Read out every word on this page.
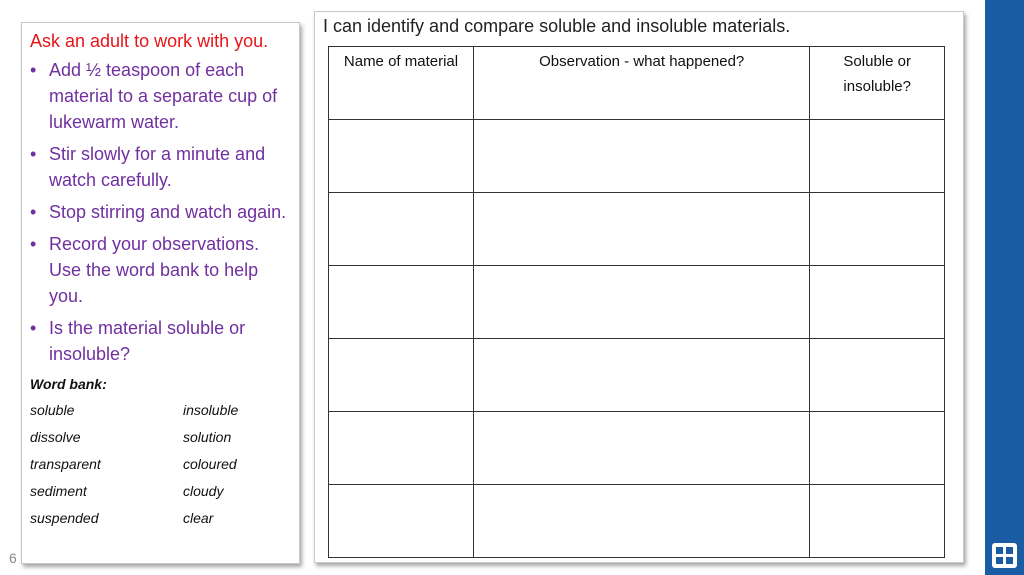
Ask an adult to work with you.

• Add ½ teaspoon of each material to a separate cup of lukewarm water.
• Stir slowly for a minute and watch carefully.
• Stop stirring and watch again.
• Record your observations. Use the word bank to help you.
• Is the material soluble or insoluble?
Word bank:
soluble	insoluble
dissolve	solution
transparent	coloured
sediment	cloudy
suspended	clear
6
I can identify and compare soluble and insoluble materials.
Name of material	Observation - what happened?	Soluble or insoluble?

* * *

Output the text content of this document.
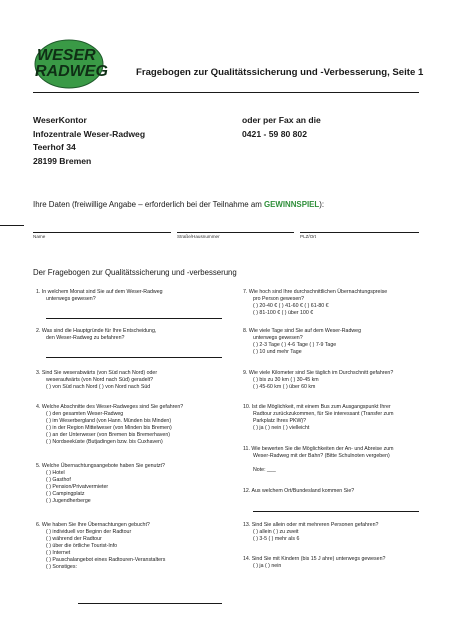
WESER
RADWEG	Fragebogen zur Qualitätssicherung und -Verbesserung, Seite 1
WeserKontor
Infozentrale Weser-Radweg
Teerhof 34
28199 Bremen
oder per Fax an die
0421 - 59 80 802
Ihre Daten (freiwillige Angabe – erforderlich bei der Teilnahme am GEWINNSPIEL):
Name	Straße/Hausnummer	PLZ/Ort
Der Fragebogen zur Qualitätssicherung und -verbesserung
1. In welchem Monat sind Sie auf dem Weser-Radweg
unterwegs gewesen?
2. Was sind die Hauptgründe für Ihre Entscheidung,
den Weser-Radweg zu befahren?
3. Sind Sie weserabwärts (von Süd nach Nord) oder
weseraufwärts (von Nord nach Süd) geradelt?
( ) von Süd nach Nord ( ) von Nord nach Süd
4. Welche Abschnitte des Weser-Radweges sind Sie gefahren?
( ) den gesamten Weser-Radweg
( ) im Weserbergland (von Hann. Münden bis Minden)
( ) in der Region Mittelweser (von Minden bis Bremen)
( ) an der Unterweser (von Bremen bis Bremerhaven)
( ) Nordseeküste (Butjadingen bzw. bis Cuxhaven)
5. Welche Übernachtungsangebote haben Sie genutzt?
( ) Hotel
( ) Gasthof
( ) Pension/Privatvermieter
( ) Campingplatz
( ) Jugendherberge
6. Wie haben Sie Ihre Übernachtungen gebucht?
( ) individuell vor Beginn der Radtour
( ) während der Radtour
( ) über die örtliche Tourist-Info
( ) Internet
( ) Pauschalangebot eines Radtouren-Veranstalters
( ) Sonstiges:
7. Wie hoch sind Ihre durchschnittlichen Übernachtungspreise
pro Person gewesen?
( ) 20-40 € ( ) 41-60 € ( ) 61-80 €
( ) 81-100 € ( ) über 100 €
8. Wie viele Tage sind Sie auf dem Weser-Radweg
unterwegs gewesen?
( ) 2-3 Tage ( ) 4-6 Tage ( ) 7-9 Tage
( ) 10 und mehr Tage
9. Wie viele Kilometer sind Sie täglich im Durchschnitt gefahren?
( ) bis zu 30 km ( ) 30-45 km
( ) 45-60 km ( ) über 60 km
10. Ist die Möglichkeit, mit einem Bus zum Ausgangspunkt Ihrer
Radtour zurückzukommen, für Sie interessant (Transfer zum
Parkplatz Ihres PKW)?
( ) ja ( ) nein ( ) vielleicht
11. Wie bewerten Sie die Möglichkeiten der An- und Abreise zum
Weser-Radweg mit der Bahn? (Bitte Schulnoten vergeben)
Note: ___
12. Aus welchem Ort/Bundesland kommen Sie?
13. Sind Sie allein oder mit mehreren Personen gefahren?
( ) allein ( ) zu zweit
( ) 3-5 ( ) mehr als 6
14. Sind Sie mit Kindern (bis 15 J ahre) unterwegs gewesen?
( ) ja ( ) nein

---

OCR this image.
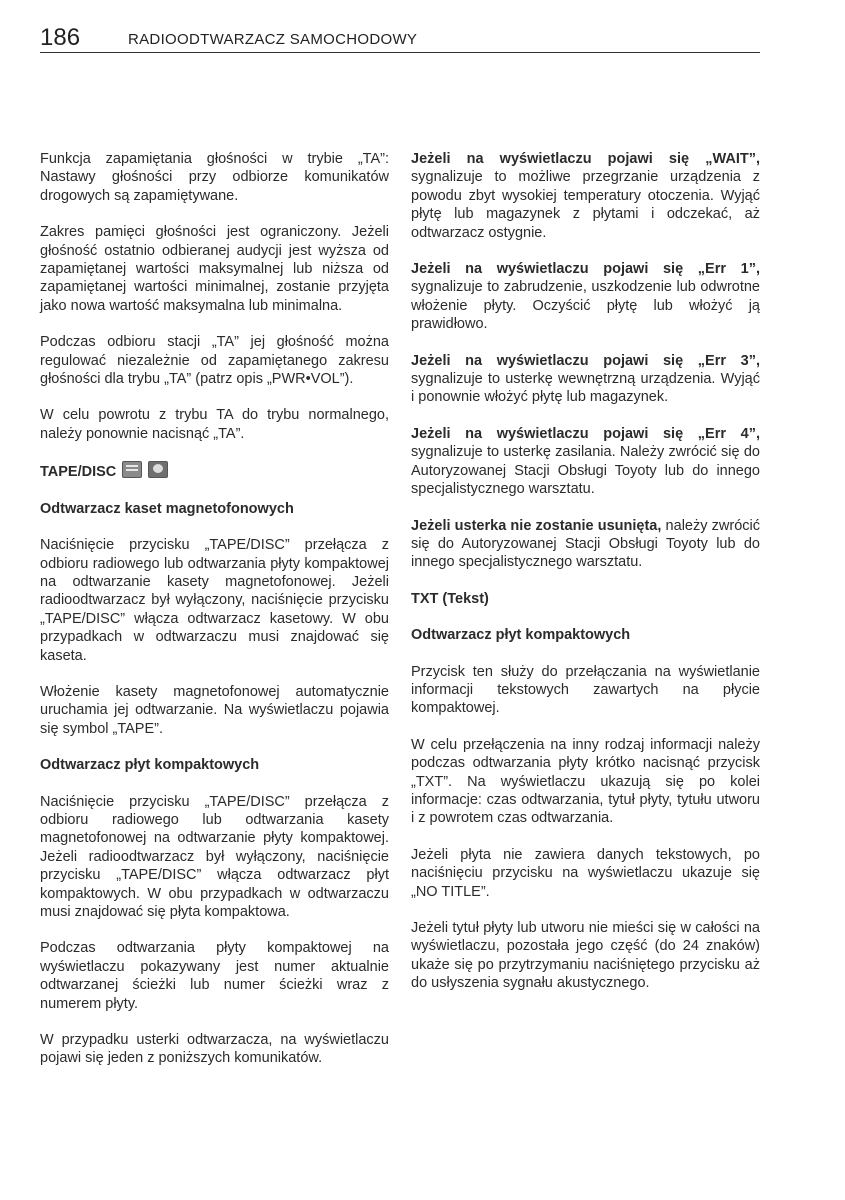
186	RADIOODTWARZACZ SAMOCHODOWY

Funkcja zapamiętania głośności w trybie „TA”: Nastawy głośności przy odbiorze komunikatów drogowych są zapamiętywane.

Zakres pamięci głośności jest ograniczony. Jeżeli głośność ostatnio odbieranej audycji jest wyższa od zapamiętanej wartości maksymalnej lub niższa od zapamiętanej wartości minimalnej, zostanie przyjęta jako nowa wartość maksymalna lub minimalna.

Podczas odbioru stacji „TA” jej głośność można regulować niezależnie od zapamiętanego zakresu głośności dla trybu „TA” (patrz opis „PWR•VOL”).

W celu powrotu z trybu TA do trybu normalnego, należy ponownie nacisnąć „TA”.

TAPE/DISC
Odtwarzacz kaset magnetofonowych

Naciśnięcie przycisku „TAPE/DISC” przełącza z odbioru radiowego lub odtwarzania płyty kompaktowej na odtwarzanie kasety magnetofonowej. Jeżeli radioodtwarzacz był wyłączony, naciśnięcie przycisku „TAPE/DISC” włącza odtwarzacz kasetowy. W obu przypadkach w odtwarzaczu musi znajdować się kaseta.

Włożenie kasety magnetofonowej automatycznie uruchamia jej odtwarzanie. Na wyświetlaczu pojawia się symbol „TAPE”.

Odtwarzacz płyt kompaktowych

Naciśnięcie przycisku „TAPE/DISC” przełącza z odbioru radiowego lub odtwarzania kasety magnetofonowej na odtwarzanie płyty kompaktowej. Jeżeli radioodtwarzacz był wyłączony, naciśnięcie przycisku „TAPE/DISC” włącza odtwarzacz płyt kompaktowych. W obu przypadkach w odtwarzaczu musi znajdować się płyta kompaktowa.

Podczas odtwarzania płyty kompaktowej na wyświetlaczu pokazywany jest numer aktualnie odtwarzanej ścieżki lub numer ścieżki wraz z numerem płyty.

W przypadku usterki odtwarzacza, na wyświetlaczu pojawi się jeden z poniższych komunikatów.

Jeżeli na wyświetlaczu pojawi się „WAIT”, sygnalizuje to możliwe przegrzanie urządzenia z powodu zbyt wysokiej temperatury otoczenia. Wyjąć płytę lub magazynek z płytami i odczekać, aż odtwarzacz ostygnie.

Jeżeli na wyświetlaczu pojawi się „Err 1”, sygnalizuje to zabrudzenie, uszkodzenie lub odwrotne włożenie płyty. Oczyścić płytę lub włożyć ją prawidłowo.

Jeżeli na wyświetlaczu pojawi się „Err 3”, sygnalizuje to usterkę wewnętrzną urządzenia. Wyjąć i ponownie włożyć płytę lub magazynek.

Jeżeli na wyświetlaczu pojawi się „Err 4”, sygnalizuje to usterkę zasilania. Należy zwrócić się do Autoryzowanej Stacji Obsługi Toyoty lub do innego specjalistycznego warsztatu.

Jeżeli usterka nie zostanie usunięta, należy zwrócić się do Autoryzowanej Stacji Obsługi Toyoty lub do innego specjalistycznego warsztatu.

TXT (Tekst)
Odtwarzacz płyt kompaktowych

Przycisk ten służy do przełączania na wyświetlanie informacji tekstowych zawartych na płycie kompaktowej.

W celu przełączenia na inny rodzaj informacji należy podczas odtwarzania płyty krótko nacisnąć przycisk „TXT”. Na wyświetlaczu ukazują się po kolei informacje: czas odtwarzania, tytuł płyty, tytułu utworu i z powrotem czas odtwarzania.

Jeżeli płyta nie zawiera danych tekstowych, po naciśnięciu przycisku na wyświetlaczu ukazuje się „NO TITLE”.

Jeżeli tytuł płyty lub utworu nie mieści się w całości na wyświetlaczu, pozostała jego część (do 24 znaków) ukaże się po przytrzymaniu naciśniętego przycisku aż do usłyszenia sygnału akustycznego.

Directions »
Identify every line where the string "zwrócić" appears.

Written response »
Jeżeli na wyświetlaczu pojawi się „Err 4”, sygnalizuje to usterkę zasilania. Należy zwrócić się do Autoryzowanej Stacji Obsługi Toyoty lub do innego specjalistycznego warsztatu.
Jeżeli usterka nie zostanie usunięta, należy zwrócić się do Autoryzowanej Stacji Obsługi Toyoty lub do innego specjalistycznego warsztatu.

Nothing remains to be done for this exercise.